>> Begin DATASET ENTRIES
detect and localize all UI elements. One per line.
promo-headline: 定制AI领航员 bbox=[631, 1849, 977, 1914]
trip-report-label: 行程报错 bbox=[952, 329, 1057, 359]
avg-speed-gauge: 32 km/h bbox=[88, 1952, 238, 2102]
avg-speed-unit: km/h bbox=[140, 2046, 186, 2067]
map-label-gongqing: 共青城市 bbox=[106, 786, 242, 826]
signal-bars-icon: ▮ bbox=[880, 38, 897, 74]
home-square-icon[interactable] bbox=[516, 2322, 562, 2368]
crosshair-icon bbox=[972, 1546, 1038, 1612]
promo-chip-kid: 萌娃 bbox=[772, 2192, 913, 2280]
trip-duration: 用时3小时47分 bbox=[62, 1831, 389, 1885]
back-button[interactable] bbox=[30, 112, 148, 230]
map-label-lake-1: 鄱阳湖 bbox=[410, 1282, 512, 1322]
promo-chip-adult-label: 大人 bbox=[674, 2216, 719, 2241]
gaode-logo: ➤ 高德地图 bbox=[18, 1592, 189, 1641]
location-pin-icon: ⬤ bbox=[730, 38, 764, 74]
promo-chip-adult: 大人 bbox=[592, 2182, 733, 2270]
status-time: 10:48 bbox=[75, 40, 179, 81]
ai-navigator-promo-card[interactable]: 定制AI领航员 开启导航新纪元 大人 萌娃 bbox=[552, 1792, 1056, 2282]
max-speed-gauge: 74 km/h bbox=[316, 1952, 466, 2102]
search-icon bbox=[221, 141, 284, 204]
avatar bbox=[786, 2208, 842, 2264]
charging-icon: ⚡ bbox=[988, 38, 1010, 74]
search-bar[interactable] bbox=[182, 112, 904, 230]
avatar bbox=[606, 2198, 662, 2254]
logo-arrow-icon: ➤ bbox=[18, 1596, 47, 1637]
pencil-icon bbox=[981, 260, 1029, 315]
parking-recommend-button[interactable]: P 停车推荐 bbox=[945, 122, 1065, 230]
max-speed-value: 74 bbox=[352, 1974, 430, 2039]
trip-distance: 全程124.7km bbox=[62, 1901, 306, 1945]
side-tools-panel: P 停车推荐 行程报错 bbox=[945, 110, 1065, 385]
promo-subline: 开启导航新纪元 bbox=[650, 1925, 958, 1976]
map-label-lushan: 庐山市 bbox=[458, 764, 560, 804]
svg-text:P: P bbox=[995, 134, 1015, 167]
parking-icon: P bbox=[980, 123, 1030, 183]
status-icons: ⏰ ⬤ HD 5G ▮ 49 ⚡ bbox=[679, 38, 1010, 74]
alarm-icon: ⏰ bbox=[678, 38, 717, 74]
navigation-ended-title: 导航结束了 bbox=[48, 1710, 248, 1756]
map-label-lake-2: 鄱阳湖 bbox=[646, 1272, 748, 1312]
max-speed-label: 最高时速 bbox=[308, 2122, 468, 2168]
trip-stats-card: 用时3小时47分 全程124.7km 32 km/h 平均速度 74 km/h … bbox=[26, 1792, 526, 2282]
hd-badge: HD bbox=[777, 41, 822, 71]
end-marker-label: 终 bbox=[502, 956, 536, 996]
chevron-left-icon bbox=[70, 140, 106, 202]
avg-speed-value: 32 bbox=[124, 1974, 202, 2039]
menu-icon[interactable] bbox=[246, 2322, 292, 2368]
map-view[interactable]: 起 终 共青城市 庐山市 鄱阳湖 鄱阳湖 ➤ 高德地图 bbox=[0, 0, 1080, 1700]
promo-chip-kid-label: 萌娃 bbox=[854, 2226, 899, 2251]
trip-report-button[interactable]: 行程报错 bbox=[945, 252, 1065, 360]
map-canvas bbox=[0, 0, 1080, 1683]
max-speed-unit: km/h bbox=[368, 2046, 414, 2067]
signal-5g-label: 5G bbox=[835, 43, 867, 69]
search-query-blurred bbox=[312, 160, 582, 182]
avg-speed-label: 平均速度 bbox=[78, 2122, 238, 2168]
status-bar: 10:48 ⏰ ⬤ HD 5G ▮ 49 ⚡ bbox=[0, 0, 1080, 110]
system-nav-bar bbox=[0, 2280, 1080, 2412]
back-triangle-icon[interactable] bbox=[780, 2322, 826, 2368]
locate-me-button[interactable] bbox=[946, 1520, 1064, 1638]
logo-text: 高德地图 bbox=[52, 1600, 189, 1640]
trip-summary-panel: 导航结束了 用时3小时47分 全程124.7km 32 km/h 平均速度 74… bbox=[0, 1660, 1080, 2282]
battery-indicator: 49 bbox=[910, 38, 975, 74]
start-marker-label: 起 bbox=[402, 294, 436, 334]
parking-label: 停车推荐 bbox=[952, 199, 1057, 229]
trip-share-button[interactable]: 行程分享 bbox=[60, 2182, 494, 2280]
>> End DATASET ENTRIES
• EXERCISE:
Recast every line of the material above as a numbered list, leaving out blank lines.

• OUTPUT BELOW:
1. detect and localize all UI elements. One per line.
2. promo-headline: 定制AI领航员 bbox=[631, 1849, 977, 1914]
3. trip-report-label: 行程报错 bbox=[952, 329, 1057, 359]
4. avg-speed-gauge: 32 km/h bbox=[88, 1952, 238, 2102]
5. avg-speed-unit: km/h bbox=[140, 2046, 186, 2067]
6. map-label-gongqing: 共青城市 bbox=[106, 786, 242, 826]
7. signal-bars-icon: ▮ bbox=[880, 38, 897, 74]
8. home-square-icon[interactable] bbox=[516, 2322, 562, 2368]
9. crosshair-icon bbox=[972, 1546, 1038, 1612]
10. promo-chip-kid: 萌娃 bbox=[772, 2192, 913, 2280]
11. trip-duration: 用时3小时47分 bbox=[62, 1831, 389, 1885]
12. back-button[interactable] bbox=[30, 112, 148, 230]
13. map-label-lake-1: 鄱阳湖 bbox=[410, 1282, 512, 1322]
14. promo-chip-adult-label: 大人 bbox=[674, 2216, 719, 2241]
15. gaode-logo: ➤ 高德地图 bbox=[18, 1592, 189, 1641]
16. location-pin-icon: ⬤ bbox=[730, 38, 764, 74]
17. promo-chip-adult: 大人 bbox=[592, 2182, 733, 2270]
18. status-time: 10:48 bbox=[75, 40, 179, 81]
19. ai-navigator-promo-card[interactable]: 定制AI领航员 开启导航新纪元 大人 萌娃 bbox=[552, 1792, 1056, 2282]
20. max-speed-gauge: 74 km/h bbox=[316, 1952, 466, 2102]
21. search-icon bbox=[221, 141, 284, 204]
22. avatar bbox=[786, 2208, 842, 2264]
23. charging-icon: ⚡ bbox=[988, 38, 1010, 74]
24. search-bar[interactable] bbox=[182, 112, 904, 230]
25. avatar bbox=[606, 2198, 662, 2254]
26. logo-arrow-icon: ➤ bbox=[18, 1596, 47, 1637]
27. pencil-icon bbox=[981, 260, 1029, 315]
28. parking-recommend-button[interactable]: P 停车推荐 bbox=[945, 122, 1065, 230]
29. max-speed-value: 74 bbox=[352, 1974, 430, 2039]
30. trip-distance: 全程124.7km bbox=[62, 1901, 306, 1945]
31. side-tools-panel: P 停车推荐 行程报错 bbox=[945, 110, 1065, 385]
32. promo-subline: 开启导航新纪元 bbox=[650, 1925, 958, 1976]
33. map-label-lushan: 庐山市 bbox=[458, 764, 560, 804]
34. svg-text:P: P bbox=[995, 134, 1015, 167]
35. parking-icon: P bbox=[980, 123, 1030, 183]
36. status-icons: ⏰ ⬤ HD 5G ▮ 49 ⚡ bbox=[679, 38, 1010, 74]
37. alarm-icon: ⏰ bbox=[678, 38, 717, 74]
38. navigation-ended-title: 导航结束了 bbox=[48, 1710, 248, 1756]
39. map-label-lake-2: 鄱阳湖 bbox=[646, 1272, 748, 1312]
40. max-speed-label: 最高时速 bbox=[308, 2122, 468, 2168]
41. trip-stats-card: 用时3小时47分 全程124.7km 32 km/h 平均速度 74 km/h … bbox=[26, 1792, 526, 2282]
42. hd-badge: HD bbox=[777, 41, 822, 71]
43. end-marker-label: 终 bbox=[502, 956, 536, 996]
44. chevron-left-icon bbox=[70, 140, 106, 202]
45. avg-speed-value: 32 bbox=[124, 1974, 202, 2039]
46. menu-icon[interactable] bbox=[246, 2322, 292, 2368]
47. map-view[interactable]: 起 终 共青城市 庐山市 鄱阳湖 鄱阳湖 ➤ 高德地图 bbox=[0, 0, 1080, 1700]
48. promo-chip-kid-label: 萌娃 bbox=[854, 2226, 899, 2251]
49. trip-report-button[interactable]: 行程报错 bbox=[945, 252, 1065, 360]
50. map-canvas bbox=[0, 0, 1080, 1683]
51. max-speed-unit: km/h bbox=[368, 2046, 414, 2067]
52. signal-5g-label: 5G bbox=[835, 43, 867, 69]
53. search-query-blurred bbox=[312, 160, 582, 182]
54. avg-speed-label: 平均速度 bbox=[78, 2122, 238, 2168]
55. status-bar: 10:48 ⏰ ⬤ HD 5G ▮ 49 ⚡ bbox=[0, 0, 1080, 110]
56. system-nav-bar bbox=[0, 2280, 1080, 2412]
57. back-triangle-icon[interactable] bbox=[780, 2322, 826, 2368]
58. locate-me-button[interactable] bbox=[946, 1520, 1064, 1638]
59. logo-text: 高德地图 bbox=[52, 1600, 189, 1640]
60. trip-summary-panel: 导航结束了 用时3小时47分 全程124.7km 32 km/h 平均速度 74… bbox=[0, 1660, 1080, 2282]
61. battery-indicator: 49 bbox=[910, 38, 975, 74]
62. start-marker-label: 起 bbox=[402, 294, 436, 334]
63. parking-label: 停车推荐 bbox=[952, 199, 1057, 229]
64. trip-share-button[interactable]: 行程分享 bbox=[60, 2182, 494, 2280]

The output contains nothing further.